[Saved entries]
START

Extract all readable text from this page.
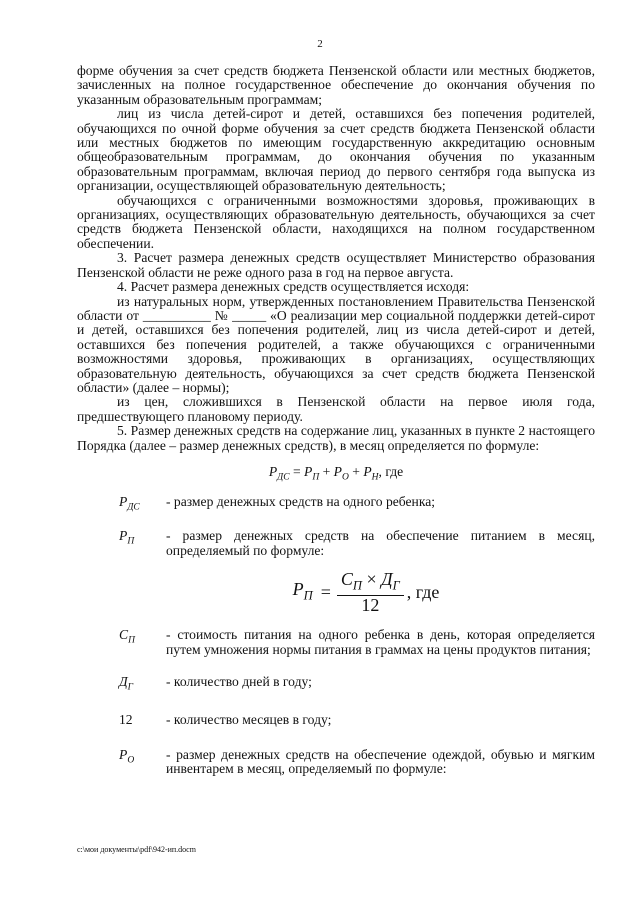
2

форме обучения за счет средств бюджета Пензенской области или местных бюджетов, зачисленных на полное государственное обеспечение до окончания обучения по указанным образовательным программам;

лиц из числа детей-сирот и детей, оставшихся без попечения родителей, обучающихся по очной форме обучения за счет средств бюджета Пензенской области или местных бюджетов по имеющим государственную аккредитацию основным общеобразовательным программам, до окончания обучения по указанным образовательным программам, включая период до первого сентября года выпуска из организации, осуществляющей образовательную деятельность;

обучающихся с ограниченными возможностями здоровья, проживающих в организациях, осуществляющих образовательную деятельность, обучающихся за счет средств бюджета Пензенской области, находящихся на полном государственном обеспечении.

3. Расчет размера денежных средств осуществляет Министерство образования Пензенской области не реже одного раза в год на первое августа.

4. Расчет размера денежных средств осуществляется исходя:

из натуральных норм, утвержденных постановлением Правительства Пензенской области от __________ № _____ «О реализации мер социальной поддержки детей-сирот и детей, оставшихся без попечения родителей, лиц из числа детей-сирот и детей, оставшихся без попечения родителей, а также обучающихся с ограниченными возможностями здоровья, проживающих в организациях, осуществляющих образовательную деятельность, обучающихся за счет средств бюджета Пензенской области» (далее – нормы);

из цен, сложившихся в Пензенской области на первое июля года, предшествующего плановому периоду.

5. Размер денежных средств на содержание лиц, указанных в пункте 2 настоящего Порядка (далее – размер денежных средств), в месяц определяется по формуле:

$Р_{ДС} = Р_П + Р_О + Р_Н$, где
$Р_{ДС}$	- размер денежных средств на одного ребенка;
$Р_П$	- размер денежных средств на обеспечение питанием в месяц, определяемый по формуле:
$Р_П = \frac{С_П \times Д_Г}{12}$ , где
$С_П$	- стоимость питания на одного ребенка в день, которая определяется путем умножения нормы питания в граммах на цены продуктов питания;
$Д_Г$	- количество дней в году;
12	- количество месяцев в году;
$Р_О$	- размер денежных средств на обеспечение одеждой, обувью и мягким инвентарем в месяц, определяемый по формуле:
c:\мои документы\pdf\942-ип.docm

END

_OBJECTIVE:_ Generate a word-for-word copy of the preceding records, excluding all pictures.

_EXPECTED ANSWER:_
Extract all readable text from this page.
2

форме обучения за счет средств бюджета Пензенской области или местных бюджетов, зачисленных на полное государственное обеспечение до окончания обучения по указанным образовательным программам;

лиц из числа детей-сирот и детей, оставшихся без попечения родителей, обучающихся по очной форме обучения за счет средств бюджета Пензенской области или местных бюджетов по имеющим государственную аккредитацию основным общеобразовательным программам, до окончания обучения по указанным образовательным программам, включая период до первого сентября года выпуска из организации, осуществляющей образовательную деятельность;

обучающихся с ограниченными возможностями здоровья, проживающих в организациях, осуществляющих образовательную деятельность, обучающихся за счет средств бюджета Пензенской области, находящихся на полном государственном обеспечении.

3. Расчет размера денежных средств осуществляет Министерство образования Пензенской области не реже одного раза в год на первое августа.

4. Расчет размера денежных средств осуществляется исходя:

из натуральных норм, утвержденных постановлением Правительства Пензенской области от __________ № _____ «О реализации мер социальной поддержки детей-сирот и детей, оставшихся без попечения родителей, лиц из числа детей-сирот и детей, оставшихся без попечения родителей, а также обучающихся с ограниченными возможностями здоровья, проживающих в организациях, осуществляющих образовательную деятельность, обучающихся за счет средств бюджета Пензенской области» (далее – нормы);

из цен, сложившихся в Пензенской области на первое июля года, предшествующего плановому периоду.

5. Размер денежных средств на содержание лиц, указанных в пункте 2 настоящего Порядка (далее – размер денежных средств), в месяц определяется по формуле:

$Р_{ДС} = Р_П + Р_О + Р_Н$, где
$Р_{ДС}$	- размер денежных средств на одного ребенка;
$Р_П$	- размер денежных средств на обеспечение питанием в месяц, определяемый по формуле:
$Р_П = \frac{С_П \times Д_Г}{12}$ , где
$С_П$	- стоимость питания на одного ребенка в день, которая определяется путем умножения нормы питания в граммах на цены продуктов питания;
$Д_Г$	- количество дней в году;
12	- количество месяцев в году;
$Р_О$	- размер денежных средств на обеспечение одеждой, обувью и мягким инвентарем в месяц, определяемый по формуле:
c:\мои документы\pdf\942-ип.docm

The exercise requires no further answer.